**What is asked**:
Rename "scheduled-time" to "reminder-time" in the lines of the material starting at the line containing "scheduled-time: today at 11:18" and ending at the line containing "person-photo-icon [38, 1431, 188, 1581]". Return only those lines, with everything else unchanged.

** Start Given information **

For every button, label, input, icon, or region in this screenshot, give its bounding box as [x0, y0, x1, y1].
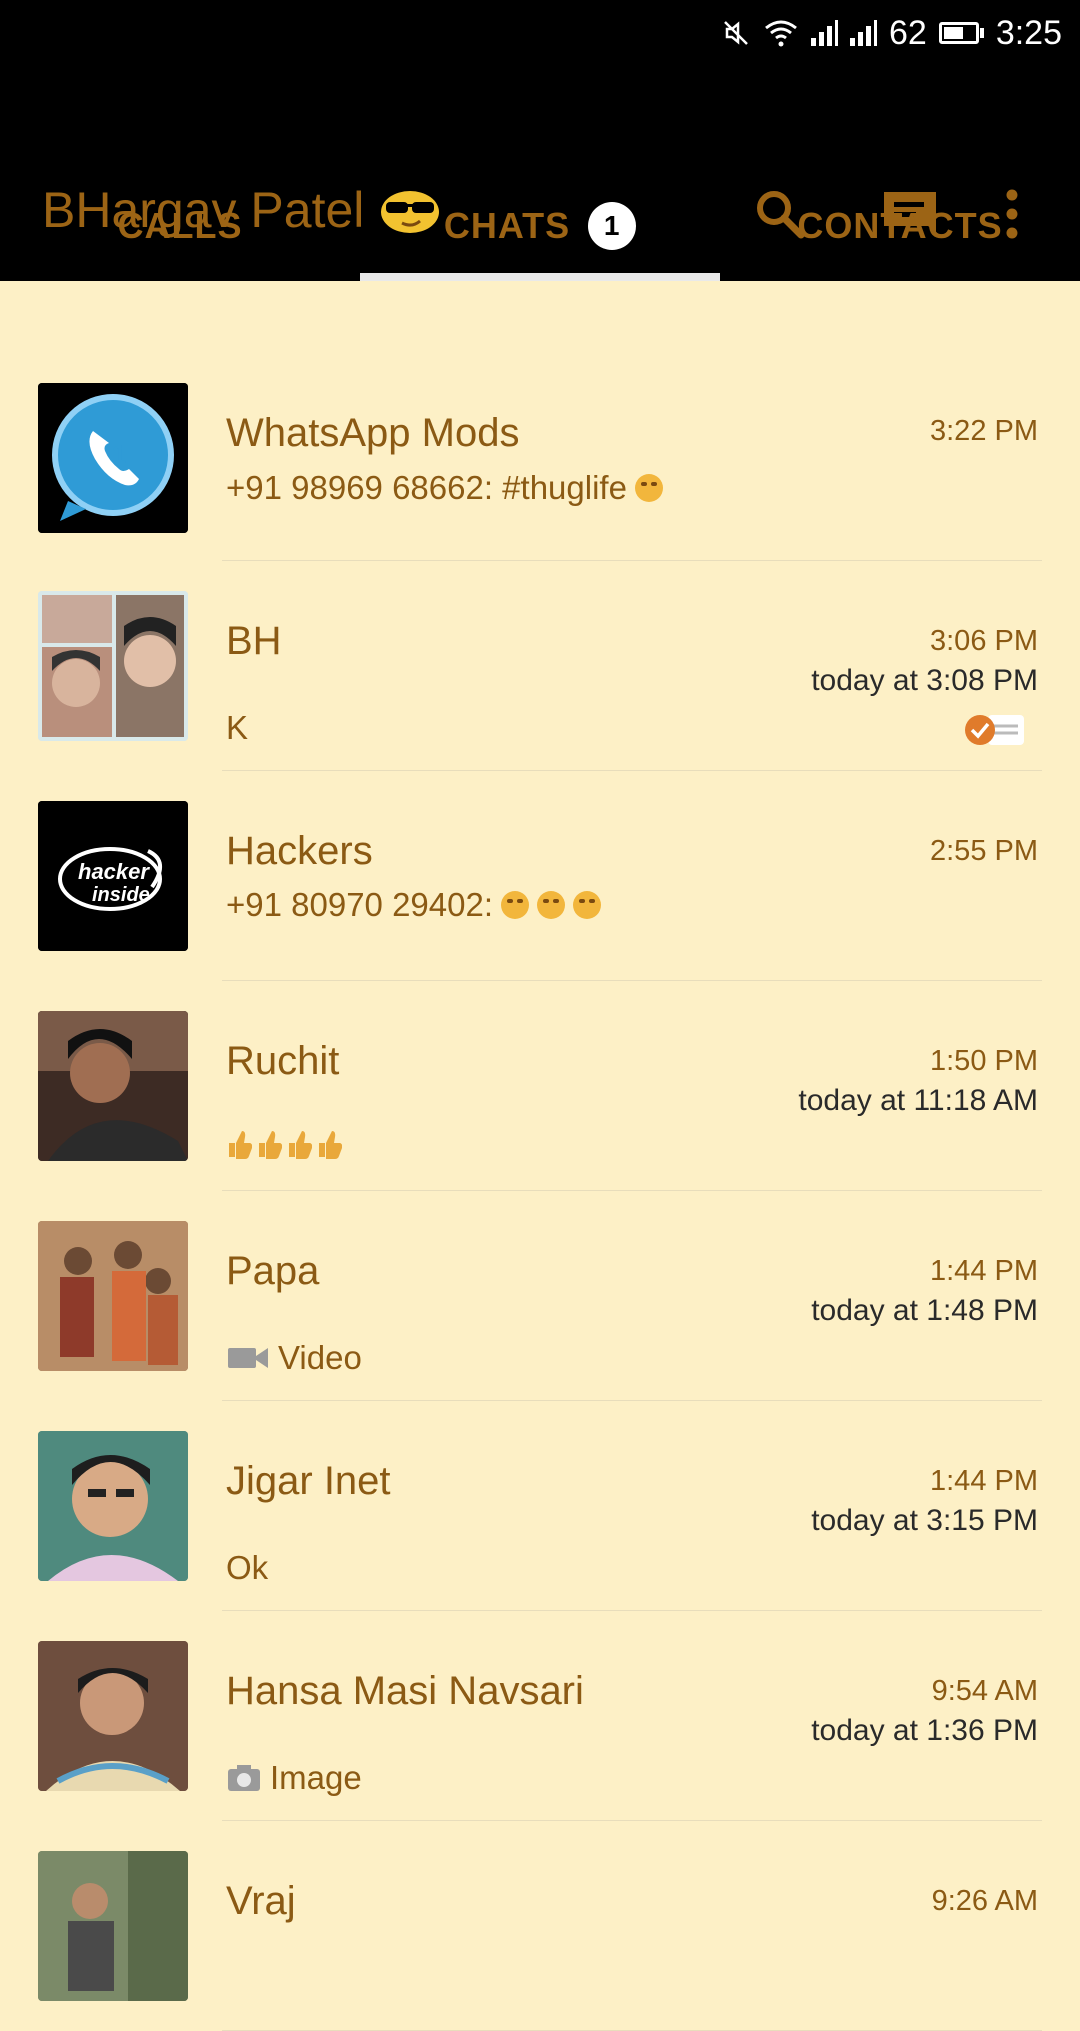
scheduled-time: today at 11:18 AM [798, 1084, 1038, 1117]
chat-time: 9:26 AM [931, 1885, 1038, 1917]
tab-label: CALLS [117, 205, 243, 246]
scheduled-time: today at 3:08 PM [811, 664, 1038, 697]
chat-row[interactable]: BH 3:06 PM today at 3:08 PM K [0, 561, 1080, 771]
person-photo-icon [38, 1431, 188, 1581]
avatar[interactable] [38, 1641, 188, 1791]
scheduled-time: today at 1:48 PM [811, 1294, 1038, 1327]
laughing-emoji-icon [537, 891, 566, 919]
avatar[interactable] [38, 1011, 188, 1161]
chat-preview: Ok [226, 1549, 268, 1587]
svg-text:hacker: hacker [78, 859, 150, 884]
wifi-icon [765, 20, 797, 47]
video-icon [228, 1348, 268, 1368]
thumbs-up-emoji-icon [319, 1131, 342, 1159]
chat-time: 9:54 AM [931, 1675, 1038, 1707]
chat-time: 3:22 PM [930, 415, 1038, 447]
chat-list: 1 WhatsApp Mods 3:22 PM +91 98969 68662:… [0, 351, 1080, 2031]
chat-time: 3:06 PM [930, 625, 1038, 657]
whatsapp-mods-logo-icon: 1 [38, 383, 188, 533]
tab-label: CHATS [443, 205, 571, 246]
hacker-inside-logo-icon: hacker inside [38, 801, 188, 951]
tab-chats[interactable]: CHATS 1 [360, 171, 720, 281]
signal-icon [849, 20, 877, 46]
laughing-emoji-icon [573, 891, 602, 919]
mute-icon [724, 21, 748, 45]
scheduled-time: today at 3:15 PM [811, 1504, 1038, 1537]
chat-preview: +91 80970 29402: [226, 886, 602, 924]
person-photo-icon [38, 1011, 188, 1161]
tab-contacts[interactable]: CONTACTS [720, 171, 1080, 281]
chat-time: 1:50 PM [930, 1045, 1038, 1077]
preview-text: Image [270, 1759, 362, 1796]
person-photo-icon [38, 1851, 188, 2001]
battery-icon [938, 22, 984, 44]
preview-text: +91 80970 29402: [226, 886, 494, 923]
tab-label: CONTACTS [797, 205, 1003, 246]
status-bar: 62 3:25 [0, 0, 1080, 66]
tab-bar: CALLS CHATS 1 CONTACTS [0, 171, 1080, 281]
chat-row[interactable]: 1 WhatsApp Mods 3:22 PM +91 98969 68662:… [0, 351, 1080, 561]
chat-name: WhatsApp Mods [226, 411, 520, 455]
preview-text: Video [278, 1339, 362, 1376]
chat-preview: Video [226, 1339, 362, 1377]
chat-time: 1:44 PM [930, 1255, 1038, 1287]
signal-icon [810, 20, 838, 46]
chat-preview: K [226, 709, 248, 747]
avatar[interactable] [38, 1851, 188, 2001]
app-bar: BHargav Patel CALLS CHATS 1 CONTACTS [0, 66, 1080, 281]
chat-preview [226, 1129, 342, 1159]
scheduled-check-icon [965, 715, 1024, 745]
chat-preview: Image [226, 1759, 362, 1797]
svg-text:inside: inside [92, 884, 150, 906]
person-photo-icon [38, 1641, 188, 1791]
chat-row[interactable]: Jigar Inet 1:44 PM today at 3:15 PM Ok [0, 1401, 1080, 1611]
thumbs-up-emoji-icon [289, 1131, 312, 1159]
svg-text:1: 1 [112, 439, 126, 469]
unread-badge: 1 [588, 202, 637, 250]
preview-text: K [226, 709, 249, 746]
thumbs-up-emoji-icon [259, 1131, 282, 1159]
preview-text: Ok [226, 1549, 269, 1586]
chat-name: Hansa Masi Navsari [226, 1669, 584, 1713]
chat-preview: +91 98969 68662: #thuglife [226, 469, 663, 507]
thumbs-up-emoji-icon [229, 1131, 252, 1159]
avatar[interactable]: 1 [38, 383, 188, 533]
chat-name: Ruchit [226, 1039, 340, 1083]
collage-photo-icon [38, 591, 188, 741]
chat-name: Hackers [226, 829, 373, 873]
chat-name: Vraj [226, 1879, 296, 1923]
chat-time: 2:55 PM [930, 835, 1038, 867]
chat-name: Papa [226, 1249, 320, 1293]
chat-row[interactable]: hacker inside Hackers 2:55 PM +91 80970 … [0, 771, 1080, 981]
chat-row[interactable]: Ruchit 1:50 PM today at 11:18 AM [0, 981, 1080, 1191]
scheduled-time: today at 1:36 PM [811, 1714, 1038, 1747]
tab-calls[interactable]: CALLS [0, 171, 360, 281]
group-photo-icon [38, 1221, 188, 1371]
avatar[interactable] [38, 591, 188, 741]
clock: 3:25 [995, 13, 1062, 52]
avatar[interactable] [38, 1221, 188, 1371]
chat-time: 1:44 PM [930, 1465, 1038, 1497]
chat-row[interactable]: Hansa Masi Navsari 9:54 AM today at 1:36… [0, 1611, 1080, 1821]
laughing-emoji-icon [501, 891, 530, 919]
avatar[interactable] [38, 1431, 188, 1581]
chat-row[interactable]: Vraj 9:26 AM [0, 1821, 1080, 2031]
preview-text: +91 98969 68662: #thuglife [226, 469, 627, 506]
grimace-emoji-icon [634, 474, 663, 502]
chat-name: BH [226, 619, 282, 663]
battery-percent: 62 [888, 13, 927, 52]
chat-row[interactable]: Papa 1:44 PM today at 1:48 PM Video [0, 1191, 1080, 1401]
avatar[interactable]: hacker inside [38, 801, 188, 951]
chat-name: Jigar Inet [226, 1459, 391, 1503]
camera-icon [228, 1765, 260, 1791]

** End Given information **

**Full output**:
reminder-time: today at 11:18 AM [798, 1084, 1038, 1117]
chat-time: 9:26 AM [931, 1885, 1038, 1917]
tab-label: CALLS [117, 205, 243, 246]
reminder-time: today at 3:08 PM [811, 664, 1038, 697]
chat-row[interactable]: BH 3:06 PM today at 3:08 PM K [0, 561, 1080, 771]
person-photo-icon [38, 1431, 188, 1581]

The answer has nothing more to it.